* EXERCISE REQUIREMENTS
Rewrite the listing starting with the first line and going on through the line with "x-tick-label: 120W xyxy=(173,2089,234,2113)", replacing "coastline" with "shoreline" and leaving everything else unchanged.

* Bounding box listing
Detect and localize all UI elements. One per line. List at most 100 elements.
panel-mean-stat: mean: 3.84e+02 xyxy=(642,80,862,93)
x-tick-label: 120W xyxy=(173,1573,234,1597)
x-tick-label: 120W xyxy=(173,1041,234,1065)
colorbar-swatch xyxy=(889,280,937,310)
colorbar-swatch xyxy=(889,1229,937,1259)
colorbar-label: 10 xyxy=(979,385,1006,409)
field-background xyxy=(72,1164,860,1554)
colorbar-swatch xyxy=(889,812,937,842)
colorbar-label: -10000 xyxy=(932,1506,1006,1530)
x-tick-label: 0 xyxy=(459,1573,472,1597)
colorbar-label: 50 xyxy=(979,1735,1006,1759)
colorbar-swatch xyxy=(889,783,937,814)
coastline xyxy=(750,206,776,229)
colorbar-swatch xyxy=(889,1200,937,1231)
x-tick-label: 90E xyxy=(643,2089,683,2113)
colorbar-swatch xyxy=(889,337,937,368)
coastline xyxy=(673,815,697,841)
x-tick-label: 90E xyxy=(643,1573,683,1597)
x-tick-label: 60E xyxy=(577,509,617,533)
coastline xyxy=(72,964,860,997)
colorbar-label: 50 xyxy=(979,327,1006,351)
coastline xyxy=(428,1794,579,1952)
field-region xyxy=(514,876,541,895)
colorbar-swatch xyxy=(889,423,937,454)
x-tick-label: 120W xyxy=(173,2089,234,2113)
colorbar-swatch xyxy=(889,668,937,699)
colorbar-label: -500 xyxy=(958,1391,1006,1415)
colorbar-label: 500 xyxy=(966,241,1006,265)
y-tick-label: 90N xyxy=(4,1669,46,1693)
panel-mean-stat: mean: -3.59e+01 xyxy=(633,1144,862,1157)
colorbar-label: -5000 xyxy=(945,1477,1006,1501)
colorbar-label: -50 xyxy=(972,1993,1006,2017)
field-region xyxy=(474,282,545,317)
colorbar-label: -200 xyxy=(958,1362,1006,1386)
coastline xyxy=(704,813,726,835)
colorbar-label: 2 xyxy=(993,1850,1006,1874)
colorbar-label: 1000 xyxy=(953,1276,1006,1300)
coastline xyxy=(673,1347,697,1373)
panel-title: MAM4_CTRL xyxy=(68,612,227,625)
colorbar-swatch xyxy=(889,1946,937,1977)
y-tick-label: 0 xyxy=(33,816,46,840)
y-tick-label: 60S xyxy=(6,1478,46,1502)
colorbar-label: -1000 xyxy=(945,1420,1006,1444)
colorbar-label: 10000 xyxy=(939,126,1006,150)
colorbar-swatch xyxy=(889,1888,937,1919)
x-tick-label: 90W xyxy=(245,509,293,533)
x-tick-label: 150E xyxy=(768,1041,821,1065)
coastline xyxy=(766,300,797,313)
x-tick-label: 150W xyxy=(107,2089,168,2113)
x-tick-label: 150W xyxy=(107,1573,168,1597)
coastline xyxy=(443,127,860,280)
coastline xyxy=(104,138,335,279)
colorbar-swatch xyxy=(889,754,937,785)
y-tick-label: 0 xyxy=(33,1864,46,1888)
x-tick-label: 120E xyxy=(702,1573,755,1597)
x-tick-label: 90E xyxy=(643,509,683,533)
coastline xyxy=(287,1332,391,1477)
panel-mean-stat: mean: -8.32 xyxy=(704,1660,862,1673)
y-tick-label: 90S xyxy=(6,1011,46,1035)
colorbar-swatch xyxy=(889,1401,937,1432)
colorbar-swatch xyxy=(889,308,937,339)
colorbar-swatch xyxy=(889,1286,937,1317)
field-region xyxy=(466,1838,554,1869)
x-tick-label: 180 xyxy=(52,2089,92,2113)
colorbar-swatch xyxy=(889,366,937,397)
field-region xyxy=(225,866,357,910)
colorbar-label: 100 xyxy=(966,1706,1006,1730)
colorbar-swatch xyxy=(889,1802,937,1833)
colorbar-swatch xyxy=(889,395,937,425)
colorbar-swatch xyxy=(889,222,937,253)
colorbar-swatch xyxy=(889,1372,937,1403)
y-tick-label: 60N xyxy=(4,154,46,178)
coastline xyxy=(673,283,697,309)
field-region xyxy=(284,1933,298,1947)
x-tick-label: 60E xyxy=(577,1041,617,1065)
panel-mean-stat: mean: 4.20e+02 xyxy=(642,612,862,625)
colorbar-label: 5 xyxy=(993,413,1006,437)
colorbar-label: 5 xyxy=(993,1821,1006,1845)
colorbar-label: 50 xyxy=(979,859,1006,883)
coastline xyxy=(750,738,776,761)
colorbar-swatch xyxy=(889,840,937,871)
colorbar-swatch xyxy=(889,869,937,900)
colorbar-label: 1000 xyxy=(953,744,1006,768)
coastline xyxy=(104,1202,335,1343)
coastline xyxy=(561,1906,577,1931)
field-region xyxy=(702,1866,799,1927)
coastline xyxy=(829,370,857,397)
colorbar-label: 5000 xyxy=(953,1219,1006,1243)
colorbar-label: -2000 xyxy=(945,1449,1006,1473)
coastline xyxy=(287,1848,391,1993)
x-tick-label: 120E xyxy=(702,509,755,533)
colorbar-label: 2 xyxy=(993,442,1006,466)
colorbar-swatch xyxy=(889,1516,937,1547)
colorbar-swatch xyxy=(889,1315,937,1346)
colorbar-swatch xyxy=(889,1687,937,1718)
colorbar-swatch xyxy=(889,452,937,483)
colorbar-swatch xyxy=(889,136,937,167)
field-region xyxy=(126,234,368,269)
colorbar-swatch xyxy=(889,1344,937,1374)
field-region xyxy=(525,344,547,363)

* ANSWER FOR THE TASK
Detect and localize all UI elements. One per line. List at most 100 elements.
panel-mean-stat: mean: 3.84e+02 xyxy=(642,80,862,93)
x-tick-label: 120W xyxy=(173,1573,234,1597)
x-tick-label: 120W xyxy=(173,1041,234,1065)
colorbar-swatch xyxy=(889,280,937,310)
colorbar-swatch xyxy=(889,1229,937,1259)
colorbar-label: 10 xyxy=(979,385,1006,409)
field-background xyxy=(72,1164,860,1554)
colorbar-swatch xyxy=(889,812,937,842)
colorbar-label: -10000 xyxy=(932,1506,1006,1530)
x-tick-label: 0 xyxy=(459,1573,472,1597)
colorbar-label: 50 xyxy=(979,1735,1006,1759)
colorbar-swatch xyxy=(889,783,937,814)
shoreline xyxy=(750,206,776,229)
colorbar-swatch xyxy=(889,1200,937,1231)
x-tick-label: 90E xyxy=(643,2089,683,2113)
colorbar-swatch xyxy=(889,337,937,368)
shoreline xyxy=(673,815,697,841)
x-tick-label: 90E xyxy=(643,1573,683,1597)
x-tick-label: 60E xyxy=(577,509,617,533)
shoreline xyxy=(72,964,860,997)
colorbar-label: 50 xyxy=(979,327,1006,351)
shoreline xyxy=(428,1794,579,1952)
field-region xyxy=(514,876,541,895)
colorbar-swatch xyxy=(889,423,937,454)
x-tick-label: 120W xyxy=(173,2089,234,2113)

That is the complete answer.